GOAL: Your task is to repeat all of the data exactly while excluding the pictures.

THE RECORDS:
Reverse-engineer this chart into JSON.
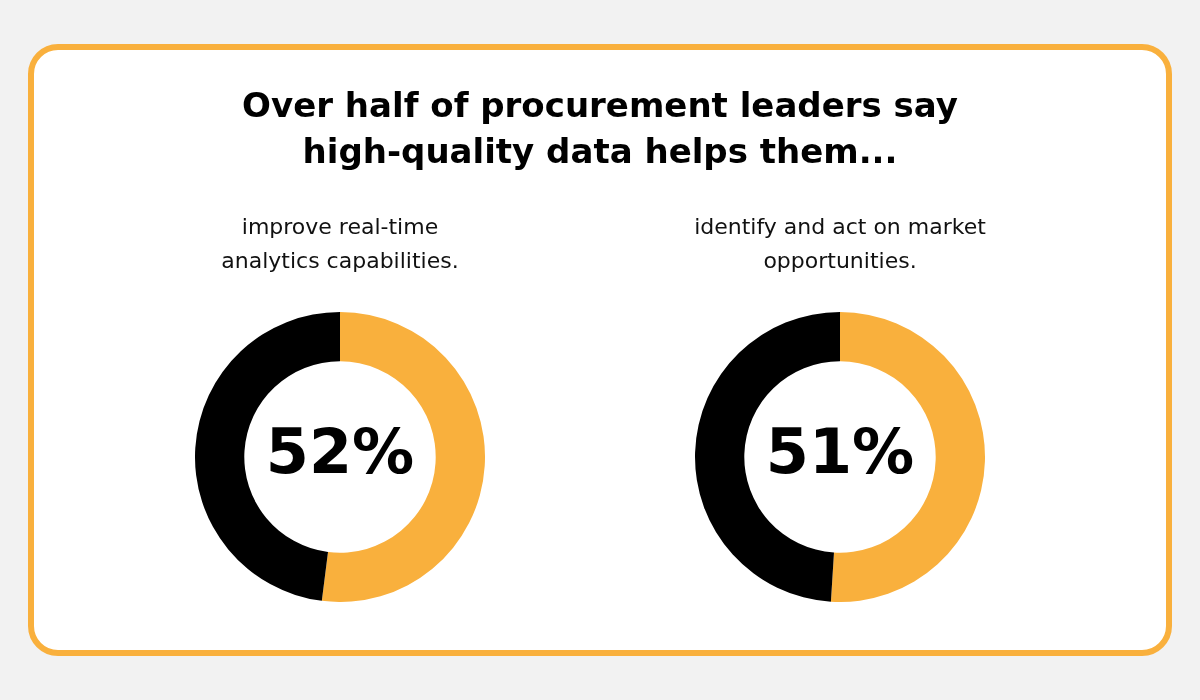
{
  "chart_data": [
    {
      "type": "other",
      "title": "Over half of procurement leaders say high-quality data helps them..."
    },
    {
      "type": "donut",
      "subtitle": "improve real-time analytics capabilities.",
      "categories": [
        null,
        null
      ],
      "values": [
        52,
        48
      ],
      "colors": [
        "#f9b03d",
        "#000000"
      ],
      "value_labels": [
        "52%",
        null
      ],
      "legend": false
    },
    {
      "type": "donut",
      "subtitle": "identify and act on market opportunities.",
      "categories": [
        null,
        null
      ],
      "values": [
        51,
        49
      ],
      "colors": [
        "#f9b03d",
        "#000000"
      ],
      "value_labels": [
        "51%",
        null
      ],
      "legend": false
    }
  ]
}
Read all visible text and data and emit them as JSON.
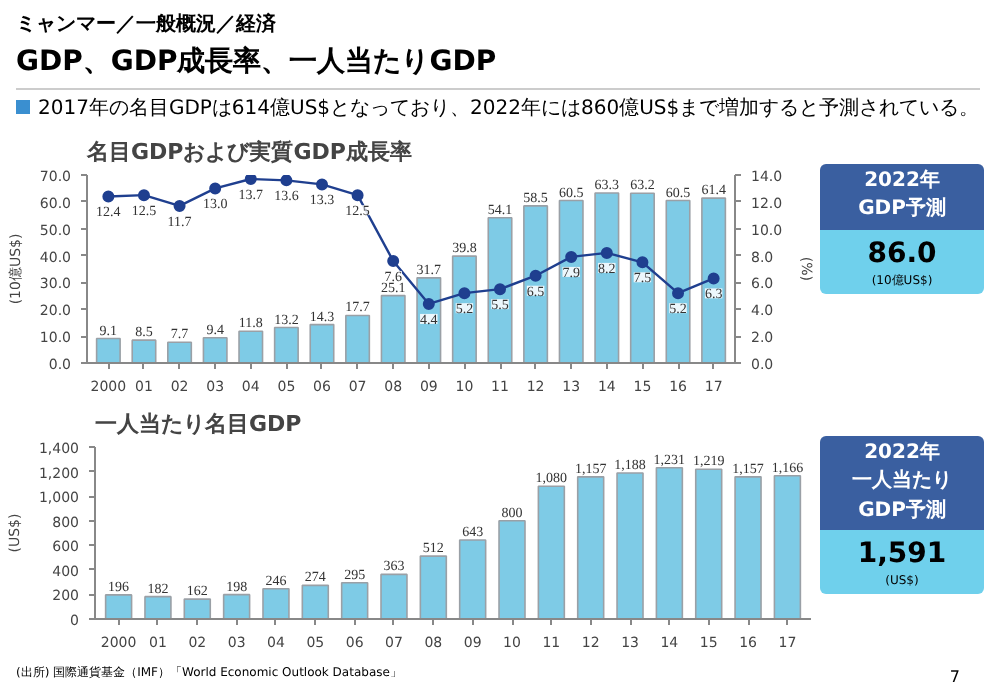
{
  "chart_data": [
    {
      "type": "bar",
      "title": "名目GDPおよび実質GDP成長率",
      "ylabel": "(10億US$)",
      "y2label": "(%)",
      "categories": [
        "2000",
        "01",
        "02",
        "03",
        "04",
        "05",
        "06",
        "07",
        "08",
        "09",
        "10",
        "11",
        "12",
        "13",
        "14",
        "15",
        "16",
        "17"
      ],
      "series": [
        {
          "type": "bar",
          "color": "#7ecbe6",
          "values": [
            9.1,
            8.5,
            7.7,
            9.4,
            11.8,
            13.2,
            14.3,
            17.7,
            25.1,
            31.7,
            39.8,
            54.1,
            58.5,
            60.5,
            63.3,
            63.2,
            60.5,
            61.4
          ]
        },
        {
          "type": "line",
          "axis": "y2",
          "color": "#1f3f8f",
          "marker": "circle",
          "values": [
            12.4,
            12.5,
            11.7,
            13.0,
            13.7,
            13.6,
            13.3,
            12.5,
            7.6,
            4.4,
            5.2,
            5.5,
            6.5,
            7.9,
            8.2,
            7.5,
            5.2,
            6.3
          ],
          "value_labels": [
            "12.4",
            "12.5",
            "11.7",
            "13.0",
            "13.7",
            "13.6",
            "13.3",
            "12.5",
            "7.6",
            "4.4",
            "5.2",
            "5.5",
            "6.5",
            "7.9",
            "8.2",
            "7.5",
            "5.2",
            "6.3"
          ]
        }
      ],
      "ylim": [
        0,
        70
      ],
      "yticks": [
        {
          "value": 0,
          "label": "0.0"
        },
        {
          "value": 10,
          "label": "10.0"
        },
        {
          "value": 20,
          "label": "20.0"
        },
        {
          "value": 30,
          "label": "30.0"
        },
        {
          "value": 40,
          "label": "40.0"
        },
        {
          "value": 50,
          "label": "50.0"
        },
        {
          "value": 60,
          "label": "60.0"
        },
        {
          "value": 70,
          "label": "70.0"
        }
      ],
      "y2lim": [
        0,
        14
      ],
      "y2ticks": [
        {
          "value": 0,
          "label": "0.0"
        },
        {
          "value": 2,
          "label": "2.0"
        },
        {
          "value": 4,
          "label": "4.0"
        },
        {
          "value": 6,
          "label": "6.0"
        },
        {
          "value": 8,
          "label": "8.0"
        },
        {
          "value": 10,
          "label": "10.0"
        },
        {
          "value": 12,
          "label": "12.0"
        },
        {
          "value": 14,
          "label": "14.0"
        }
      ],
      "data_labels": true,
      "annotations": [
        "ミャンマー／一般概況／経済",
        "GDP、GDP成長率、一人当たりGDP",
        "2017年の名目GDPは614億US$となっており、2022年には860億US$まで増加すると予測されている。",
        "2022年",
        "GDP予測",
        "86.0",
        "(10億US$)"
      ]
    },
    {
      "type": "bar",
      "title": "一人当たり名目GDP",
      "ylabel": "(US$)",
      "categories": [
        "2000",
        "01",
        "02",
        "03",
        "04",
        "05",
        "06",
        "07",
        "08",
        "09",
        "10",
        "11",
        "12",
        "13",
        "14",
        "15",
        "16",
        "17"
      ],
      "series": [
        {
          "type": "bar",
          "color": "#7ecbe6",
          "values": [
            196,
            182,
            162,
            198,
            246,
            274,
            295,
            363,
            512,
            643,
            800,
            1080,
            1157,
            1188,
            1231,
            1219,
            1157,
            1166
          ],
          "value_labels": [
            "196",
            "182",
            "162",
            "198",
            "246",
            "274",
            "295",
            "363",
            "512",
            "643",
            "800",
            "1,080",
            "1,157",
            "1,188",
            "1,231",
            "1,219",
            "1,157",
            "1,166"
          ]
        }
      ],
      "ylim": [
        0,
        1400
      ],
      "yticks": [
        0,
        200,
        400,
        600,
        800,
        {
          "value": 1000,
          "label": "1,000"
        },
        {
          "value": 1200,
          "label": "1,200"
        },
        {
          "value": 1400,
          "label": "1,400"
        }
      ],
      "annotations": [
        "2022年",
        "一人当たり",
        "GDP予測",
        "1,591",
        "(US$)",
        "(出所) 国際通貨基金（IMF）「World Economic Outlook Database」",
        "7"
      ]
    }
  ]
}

RESULT:
Reverse-engineer this chart into JSON.
{
  "chart_data": [
    {
      "type": "other",
      "title": "Over half of procurement leaders say high-quality data helps them..."
    },
    {
      "type": "donut",
      "subtitle": "improve real-time analytics capabilities.",
      "categories": [
        null,
        null
      ],
      "values": [
        52,
        48
      ],
      "colors": [
        "#f9b03d",
        "#000000"
      ],
      "value_labels": [
        "52%",
        null
      ],
      "legend": false
    },
    {
      "type": "donut",
      "subtitle": "identify and act on market opportunities.",
      "categories": [
        null,
        null
      ],
      "values": [
        51,
        49
      ],
      "colors": [
        "#f9b03d",
        "#000000"
      ],
      "value_labels": [
        "51%",
        null
      ],
      "legend": false
    }
  ]
}
Read all visible text and data and emit them as JSON.
{
  "chart_data": [
    {
      "type": "bar",
      "title": "名目GDPおよび実質GDP成長率",
      "ylabel": "(10億US$)",
      "y2label": "(%)",
      "categories": [
        "2000",
        "01",
        "02",
        "03",
        "04",
        "05",
        "06",
        "07",
        "08",
        "09",
        "10",
        "11",
        "12",
        "13",
        "14",
        "15",
        "16",
        "17"
      ],
      "series": [
        {
          "type": "bar",
          "color": "#7ecbe6",
          "values": [
            9.1,
            8.5,
            7.7,
            9.4,
            11.8,
            13.2,
            14.3,
            17.7,
            25.1,
            31.7,
            39.8,
            54.1,
            58.5,
            60.5,
            63.3,
            63.2,
            60.5,
            61.4
          ]
        },
        {
          "type": "line",
          "axis": "y2",
          "color": "#1f3f8f",
          "marker": "circle",
          "values": [
            12.4,
            12.5,
            11.7,
            13.0,
            13.7,
            13.6,
            13.3,
            12.5,
            7.6,
            4.4,
            5.2,
            5.5,
            6.5,
            7.9,
            8.2,
            7.5,
            5.2,
            6.3
          ],
          "value_labels": [
            "12.4",
            "12.5",
            "11.7",
            "13.0",
            "13.7",
            "13.6",
            "13.3",
            "12.5",
            "7.6",
            "4.4",
            "5.2",
            "5.5",
            "6.5",
            "7.9",
            "8.2",
            "7.5",
            "5.2",
            "6.3"
          ]
        }
      ],
      "ylim": [
        0,
        70
      ],
      "yticks": [
        {
          "value": 0,
          "label": "0.0"
        },
        {
          "value": 10,
          "label": "10.0"
        },
        {
          "value": 20,
          "label": "20.0"
        },
        {
          "value": 30,
          "label": "30.0"
        },
        {
          "value": 40,
          "label": "40.0"
        },
        {
          "value": 50,
          "label": "50.0"
        },
        {
          "value": 60,
          "label": "60.0"
        },
        {
          "value": 70,
          "label": "70.0"
        }
      ],
      "y2lim": [
        0,
        14
      ],
      "y2ticks": [
        {
          "value": 0,
          "label": "0.0"
        },
        {
          "value": 2,
          "label": "2.0"
        },
        {
          "value": 4,
          "label": "4.0"
        },
        {
          "value": 6,
          "label": "6.0"
        },
        {
          "value": 8,
          "label": "8.0"
        },
        {
          "value": 10,
          "label": "10.0"
        },
        {
          "value": 12,
          "label": "12.0"
        },
        {
          "value": 14,
          "label": "14.0"
        }
      ],
      "data_labels": true,
      "annotations": [
        "ミャンマー／一般概況／経済",
        "GDP、GDP成長率、一人当たりGDP",
        "2017年の名目GDPは614億US$となっており、2022年には860億US$まで増加すると予測されている。",
        "2022年",
        "GDP予測",
        "86.0",
        "(10億US$)"
      ]
    },
    {
      "type": "bar",
      "title": "一人当たり名目GDP",
      "ylabel": "(US$)",
      "categories": [
        "2000",
        "01",
        "02",
        "03",
        "04",
        "05",
        "06",
        "07",
        "08",
        "09",
        "10",
        "11",
        "12",
        "13",
        "14",
        "15",
        "16",
        "17"
      ],
      "series": [
        {
          "type": "bar",
          "color": "#7ecbe6",
          "values": [
            196,
            182,
            162,
            198,
            246,
            274,
            295,
            363,
            512,
            643,
            800,
            1080,
            1157,
            1188,
            1231,
            1219,
            1157,
            1166
          ],
          "value_labels": [
            "196",
            "182",
            "162",
            "198",
            "246",
            "274",
            "295",
            "363",
            "512",
            "643",
            "800",
            "1,080",
            "1,157",
            "1,188",
            "1,231",
            "1,219",
            "1,157",
            "1,166"
          ]
        }
      ],
      "ylim": [
        0,
        1400
      ],
      "yticks": [
        0,
        200,
        400,
        600,
        800,
        {
          "value": 1000,
          "label": "1,000"
        },
        {
          "value": 1200,
          "label": "1,200"
        },
        {
          "value": 1400,
          "label": "1,400"
        }
      ],
      "annotations": [
        "2022年",
        "一人当たり",
        "GDP予測",
        "1,591",
        "(US$)",
        "(出所) 国際通貨基金（IMF）「World Economic Outlook Database」",
        "7"
      ]
    }
  ]
}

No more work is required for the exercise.